• Job:
State how many lines contain "color", and write nothing except that count.

Start of Extracted information

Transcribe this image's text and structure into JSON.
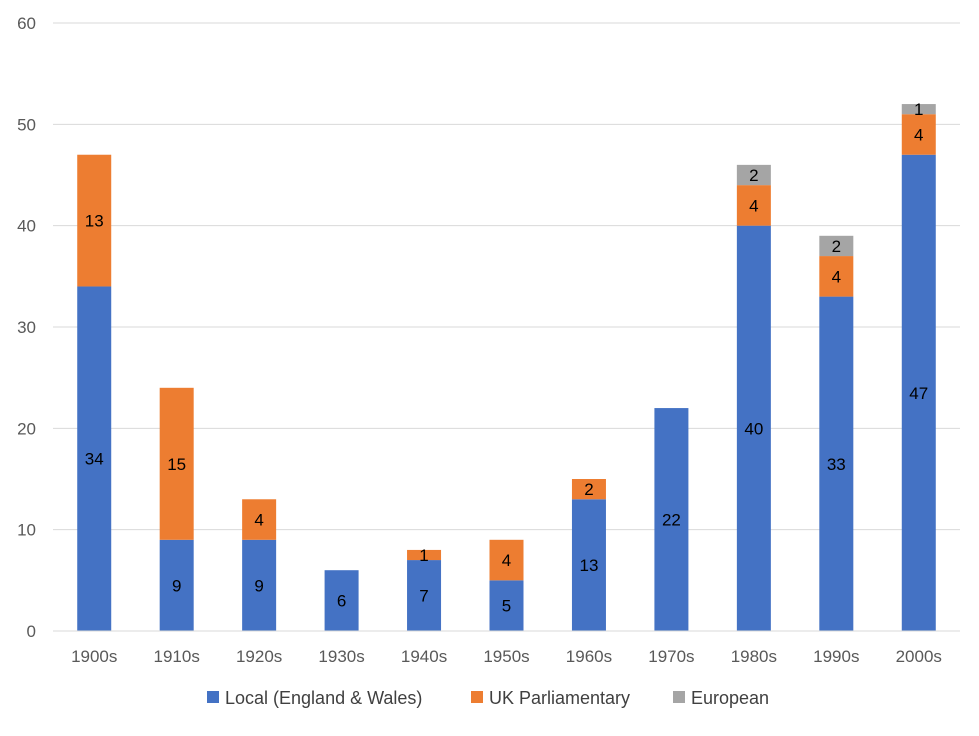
{
  "chart_data": {
    "type": "bar",
    "stacked": true,
    "title": "",
    "xlabel": "",
    "ylabel": "",
    "categories": [
      "1900s",
      "1910s",
      "1920s",
      "1930s",
      "1940s",
      "1950s",
      "1960s",
      "1970s",
      "1980s",
      "1990s",
      "2000s"
    ],
    "ylim": [
      0,
      60
    ],
    "yticks": [
      0,
      10,
      20,
      30,
      40,
      50,
      60
    ],
    "grid": true,
    "legend_position": "bottom",
    "series": [
      {
        "name": "Local (England & Wales)",
        "color": "#4472C4",
        "values": [
          34,
          9,
          9,
          6,
          7,
          5,
          13,
          22,
          40,
          33,
          47
        ],
        "labels": [
          "34",
          "9",
          "9",
          "6",
          "7",
          "5",
          "13",
          "22",
          "40",
          "33",
          "47"
        ]
      },
      {
        "name": "UK Parliamentary",
        "color": "#ED7D31",
        "values": [
          13,
          15,
          4,
          0,
          1,
          4,
          2,
          0,
          4,
          4,
          4
        ],
        "labels": [
          "13",
          "15",
          "4",
          "",
          "1",
          "4",
          "2",
          "",
          "4",
          "4",
          "4"
        ]
      },
      {
        "name": "European",
        "color": "#A5A5A5",
        "values": [
          0,
          0,
          0,
          0,
          0,
          0,
          0,
          0,
          2,
          2,
          1
        ],
        "labels": [
          "",
          "",
          "",
          "",
          "",
          "",
          "",
          "",
          "2",
          "2",
          "1"
        ]
      }
    ]
  }
}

End of Extracted information

• Final result:
3